# START OF Task inputs

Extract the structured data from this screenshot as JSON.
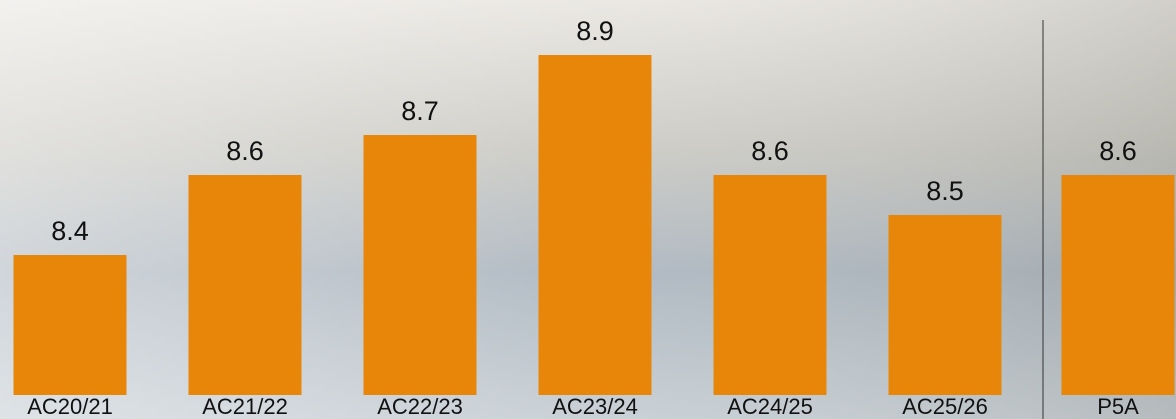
{
  "chart_data": {
    "type": "bar",
    "categories": [
      "AC20/21",
      "AC21/22",
      "AC22/23",
      "AC23/24",
      "AC24/25",
      "AC25/26",
      "P5A"
    ],
    "values": [
      8.4,
      8.6,
      8.7,
      8.9,
      8.6,
      8.5,
      8.6
    ],
    "color": "#e8860a",
    "ylim": [
      8.05,
      9.0
    ]
  }
}
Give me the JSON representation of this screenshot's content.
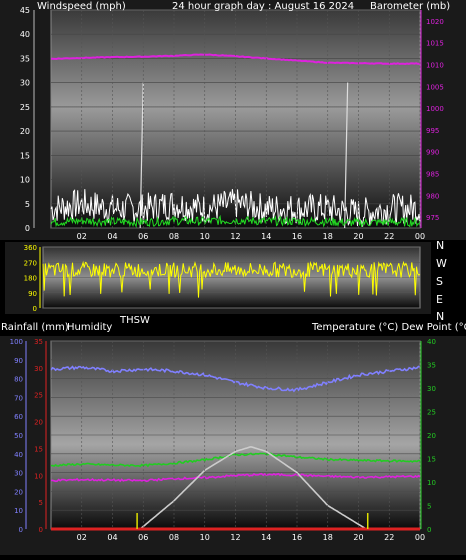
{
  "colors": {
    "windspeed": "#ffffff",
    "wind_gust_low": "#22dd22",
    "barometer": "#dd22dd",
    "direction": "#ffff00",
    "humidity": "#8080ff",
    "rainfall": "#dd2222",
    "temperature": "#22cc22",
    "dew_point": "#dd22dd",
    "solar": "#cccccc",
    "label": "#ffffff",
    "frame": "#777777"
  },
  "top": {
    "left_title": "Windspeed (mph)",
    "center_title": "24 hour graph day : August 16 2024",
    "right_title": "Barometer (mb)"
  },
  "middle": {
    "left_label": "Rainfall (mm)",
    "humidity_label": "Humidity",
    "thsw_label": "THSW",
    "right_label": "Temperature (°C) Dew Point (°C)"
  },
  "compass": [
    "N",
    "W",
    "S",
    "E",
    "N"
  ],
  "chart_data": [
    {
      "type": "line",
      "title": "24 hour graph day : August 16 2024",
      "xlabel": "",
      "ylabel": "Windspeed (mph)",
      "y2label": "Barometer (mb)",
      "x_ticks": [
        "02",
        "04",
        "06",
        "08",
        "10",
        "12",
        "14",
        "16",
        "18",
        "20",
        "22",
        "00"
      ],
      "xlim": [
        0,
        24
      ],
      "ylim": [
        0,
        45
      ],
      "y_ticks": [
        0,
        5,
        10,
        15,
        20,
        25,
        30,
        35,
        40,
        45
      ],
      "y2lim": [
        972.5,
        1022.5
      ],
      "y2_ticks": [
        975,
        980,
        985,
        990,
        995,
        1000,
        1005,
        1010,
        1015,
        1020
      ],
      "grid": true,
      "series": [
        {
          "name": "Windspeed (mph)",
          "axis": "left",
          "style": "noisy",
          "x": [
            0,
            2,
            4,
            6,
            8,
            10,
            12,
            14,
            16,
            18,
            20,
            22,
            24
          ],
          "values": [
            4,
            5,
            4,
            4,
            5,
            4,
            5,
            4,
            4,
            4,
            3,
            4,
            4
          ],
          "noise": 3.2
        },
        {
          "name": "",
          "axis": "left",
          "style": "noisy",
          "x": [
            0,
            2,
            4,
            6,
            8,
            10,
            12,
            14,
            16,
            18,
            20,
            22,
            24
          ],
          "values": [
            1.2,
            1.5,
            1.3,
            1.2,
            1.5,
            1.4,
            1.6,
            1.4,
            1.4,
            1.3,
            1.1,
            1.2,
            1.2
          ],
          "noise": 0.9
        },
        {
          "name": "Barometer (mb)",
          "axis": "right",
          "style": "smooth",
          "x": [
            0,
            2,
            4,
            6,
            8,
            10,
            12,
            14,
            16,
            18,
            20,
            22,
            24
          ],
          "values": [
            1011.3,
            1011.5,
            1011.7,
            1011.8,
            1012.0,
            1012.3,
            1011.9,
            1011.4,
            1010.9,
            1010.4,
            1010.3,
            1010.2,
            1010.2
          ]
        }
      ],
      "spikes": [
        {
          "x": 5.8,
          "top": 30
        },
        {
          "x": 19.1,
          "top": 30
        }
      ]
    },
    {
      "type": "scatter",
      "title": "",
      "ylabel": "",
      "ylim": [
        0,
        360
      ],
      "y_ticks": [
        0,
        90,
        180,
        270,
        360
      ],
      "grid": true,
      "series": [
        {
          "name": "",
          "style": "noisy",
          "x": [
            0,
            6,
            12,
            18,
            24
          ],
          "values": [
            225,
            225,
            225,
            225,
            225
          ],
          "noise": 45
        }
      ]
    },
    {
      "type": "line",
      "title": "",
      "x_ticks": [
        "02",
        "04",
        "06",
        "08",
        "10",
        "12",
        "14",
        "16",
        "18",
        "20",
        "22",
        "00"
      ],
      "xlim": [
        0,
        24
      ],
      "y_humidity_lim": [
        0,
        100
      ],
      "y_humidity_ticks": [
        0,
        10,
        20,
        30,
        40,
        50,
        60,
        70,
        80,
        90,
        100
      ],
      "y_rain_lim": [
        0,
        35
      ],
      "y_rain_ticks": [
        0,
        5,
        10,
        15,
        20,
        25,
        30,
        35
      ],
      "y_temp_lim": [
        0,
        40
      ],
      "y_temp_ticks": [
        0,
        5,
        10,
        15,
        20,
        25,
        30,
        35,
        40
      ],
      "grid": true,
      "series": [
        {
          "name": "Humidity",
          "axis": "humidity",
          "style": "smooth",
          "x": [
            0,
            2,
            4,
            6,
            8,
            10,
            12,
            14,
            16,
            18,
            20,
            22,
            24
          ],
          "values": [
            85,
            86,
            84,
            85,
            84,
            82,
            78,
            75,
            74,
            78,
            82,
            84,
            86
          ]
        },
        {
          "name": "Temperature (°C)",
          "axis": "temp",
          "style": "smooth",
          "x": [
            0,
            2,
            4,
            6,
            8,
            10,
            12,
            14,
            16,
            18,
            20,
            22,
            24
          ],
          "values": [
            13.5,
            13.8,
            13.6,
            13.5,
            14.0,
            14.7,
            15.8,
            16.0,
            15.3,
            14.8,
            14.6,
            14.5,
            14.4
          ]
        },
        {
          "name": "Dew Point (°C)",
          "axis": "temp",
          "style": "smooth",
          "x": [
            0,
            2,
            4,
            6,
            8,
            10,
            12,
            14,
            16,
            18,
            20,
            22,
            24
          ],
          "values": [
            10.3,
            10.5,
            10.4,
            10.3,
            10.7,
            10.9,
            11.4,
            11.6,
            11.5,
            11.2,
            11.0,
            11.1,
            11.2
          ]
        },
        {
          "name": "THSW",
          "axis": "temp",
          "style": "smooth",
          "x": [
            0,
            2,
            4,
            5.8,
            8,
            10,
            12,
            13,
            14,
            16,
            18,
            20.5,
            24
          ],
          "values": [
            0,
            0,
            0,
            0,
            6,
            12.5,
            16.5,
            17.5,
            16.5,
            12,
            5,
            0,
            0
          ]
        },
        {
          "name": "Rainfall (mm)",
          "axis": "rain",
          "style": "smooth",
          "x": [
            0,
            24
          ],
          "values": [
            0,
            0
          ]
        }
      ],
      "events": [
        {
          "x": 5.6
        },
        {
          "x": 20.6
        }
      ]
    }
  ]
}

# END OF Task inputs

Copy out the whole listing exactly, and don't carry over any pictures.

Extract the structured data from this screenshot as JSON.
{
  "chart_data": {
    "type": "bar",
    "categories": [
      "AC20/21",
      "AC21/22",
      "AC22/23",
      "AC23/24",
      "AC24/25",
      "AC25/26",
      "P5A"
    ],
    "values": [
      8.4,
      8.6,
      8.7,
      8.9,
      8.6,
      8.5,
      8.6
    ],
    "color": "#e8860a",
    "ylim": [
      8.05,
      9.0
    ]
  }
}
Give me the JSON representation of this screenshot's content.
{
  "colors": {
    "windspeed": "#ffffff",
    "wind_gust_low": "#22dd22",
    "barometer": "#dd22dd",
    "direction": "#ffff00",
    "humidity": "#8080ff",
    "rainfall": "#dd2222",
    "temperature": "#22cc22",
    "dew_point": "#dd22dd",
    "solar": "#cccccc",
    "label": "#ffffff",
    "frame": "#777777"
  },
  "top": {
    "left_title": "Windspeed (mph)",
    "center_title": "24 hour graph day : August 16 2024",
    "right_title": "Barometer (mb)"
  },
  "middle": {
    "left_label": "Rainfall (mm)",
    "humidity_label": "Humidity",
    "thsw_label": "THSW",
    "right_label": "Temperature (°C) Dew Point (°C)"
  },
  "compass": [
    "N",
    "W",
    "S",
    "E",
    "N"
  ],
  "chart_data": [
    {
      "type": "line",
      "title": "24 hour graph day : August 16 2024",
      "xlabel": "",
      "ylabel": "Windspeed (mph)",
      "y2label": "Barometer (mb)",
      "x_ticks": [
        "02",
        "04",
        "06",
        "08",
        "10",
        "12",
        "14",
        "16",
        "18",
        "20",
        "22",
        "00"
      ],
      "xlim": [
        0,
        24
      ],
      "ylim": [
        0,
        45
      ],
      "y_ticks": [
        0,
        5,
        10,
        15,
        20,
        25,
        30,
        35,
        40,
        45
      ],
      "y2lim": [
        972.5,
        1022.5
      ],
      "y2_ticks": [
        975,
        980,
        985,
        990,
        995,
        1000,
        1005,
        1010,
        1015,
        1020
      ],
      "grid": true,
      "series": [
        {
          "name": "Windspeed (mph)",
          "axis": "left",
          "style": "noisy",
          "x": [
            0,
            2,
            4,
            6,
            8,
            10,
            12,
            14,
            16,
            18,
            20,
            22,
            24
          ],
          "values": [
            4,
            5,
            4,
            4,
            5,
            4,
            5,
            4,
            4,
            4,
            3,
            4,
            4
          ],
          "noise": 3.2
        },
        {
          "name": "",
          "axis": "left",
          "style": "noisy",
          "x": [
            0,
            2,
            4,
            6,
            8,
            10,
            12,
            14,
            16,
            18,
            20,
            22,
            24
          ],
          "values": [
            1.2,
            1.5,
            1.3,
            1.2,
            1.5,
            1.4,
            1.6,
            1.4,
            1.4,
            1.3,
            1.1,
            1.2,
            1.2
          ],
          "noise": 0.9
        },
        {
          "name": "Barometer (mb)",
          "axis": "right",
          "style": "smooth",
          "x": [
            0,
            2,
            4,
            6,
            8,
            10,
            12,
            14,
            16,
            18,
            20,
            22,
            24
          ],
          "values": [
            1011.3,
            1011.5,
            1011.7,
            1011.8,
            1012.0,
            1012.3,
            1011.9,
            1011.4,
            1010.9,
            1010.4,
            1010.3,
            1010.2,
            1010.2
          ]
        }
      ],
      "spikes": [
        {
          "x": 5.8,
          "top": 30
        },
        {
          "x": 19.1,
          "top": 30
        }
      ]
    },
    {
      "type": "scatter",
      "title": "",
      "ylabel": "",
      "ylim": [
        0,
        360
      ],
      "y_ticks": [
        0,
        90,
        180,
        270,
        360
      ],
      "grid": true,
      "series": [
        {
          "name": "",
          "style": "noisy",
          "x": [
            0,
            6,
            12,
            18,
            24
          ],
          "values": [
            225,
            225,
            225,
            225,
            225
          ],
          "noise": 45
        }
      ]
    },
    {
      "type": "line",
      "title": "",
      "x_ticks": [
        "02",
        "04",
        "06",
        "08",
        "10",
        "12",
        "14",
        "16",
        "18",
        "20",
        "22",
        "00"
      ],
      "xlim": [
        0,
        24
      ],
      "y_humidity_lim": [
        0,
        100
      ],
      "y_humidity_ticks": [
        0,
        10,
        20,
        30,
        40,
        50,
        60,
        70,
        80,
        90,
        100
      ],
      "y_rain_lim": [
        0,
        35
      ],
      "y_rain_ticks": [
        0,
        5,
        10,
        15,
        20,
        25,
        30,
        35
      ],
      "y_temp_lim": [
        0,
        40
      ],
      "y_temp_ticks": [
        0,
        5,
        10,
        15,
        20,
        25,
        30,
        35,
        40
      ],
      "grid": true,
      "series": [
        {
          "name": "Humidity",
          "axis": "humidity",
          "style": "smooth",
          "x": [
            0,
            2,
            4,
            6,
            8,
            10,
            12,
            14,
            16,
            18,
            20,
            22,
            24
          ],
          "values": [
            85,
            86,
            84,
            85,
            84,
            82,
            78,
            75,
            74,
            78,
            82,
            84,
            86
          ]
        },
        {
          "name": "Temperature (°C)",
          "axis": "temp",
          "style": "smooth",
          "x": [
            0,
            2,
            4,
            6,
            8,
            10,
            12,
            14,
            16,
            18,
            20,
            22,
            24
          ],
          "values": [
            13.5,
            13.8,
            13.6,
            13.5,
            14.0,
            14.7,
            15.8,
            16.0,
            15.3,
            14.8,
            14.6,
            14.5,
            14.4
          ]
        },
        {
          "name": "Dew Point (°C)",
          "axis": "temp",
          "style": "smooth",
          "x": [
            0,
            2,
            4,
            6,
            8,
            10,
            12,
            14,
            16,
            18,
            20,
            22,
            24
          ],
          "values": [
            10.3,
            10.5,
            10.4,
            10.3,
            10.7,
            10.9,
            11.4,
            11.6,
            11.5,
            11.2,
            11.0,
            11.1,
            11.2
          ]
        },
        {
          "name": "THSW",
          "axis": "temp",
          "style": "smooth",
          "x": [
            0,
            2,
            4,
            5.8,
            8,
            10,
            12,
            13,
            14,
            16,
            18,
            20.5,
            24
          ],
          "values": [
            0,
            0,
            0,
            0,
            6,
            12.5,
            16.5,
            17.5,
            16.5,
            12,
            5,
            0,
            0
          ]
        },
        {
          "name": "Rainfall (mm)",
          "axis": "rain",
          "style": "smooth",
          "x": [
            0,
            24
          ],
          "values": [
            0,
            0
          ]
        }
      ],
      "events": [
        {
          "x": 5.6
        },
        {
          "x": 20.6
        }
      ]
    }
  ]
}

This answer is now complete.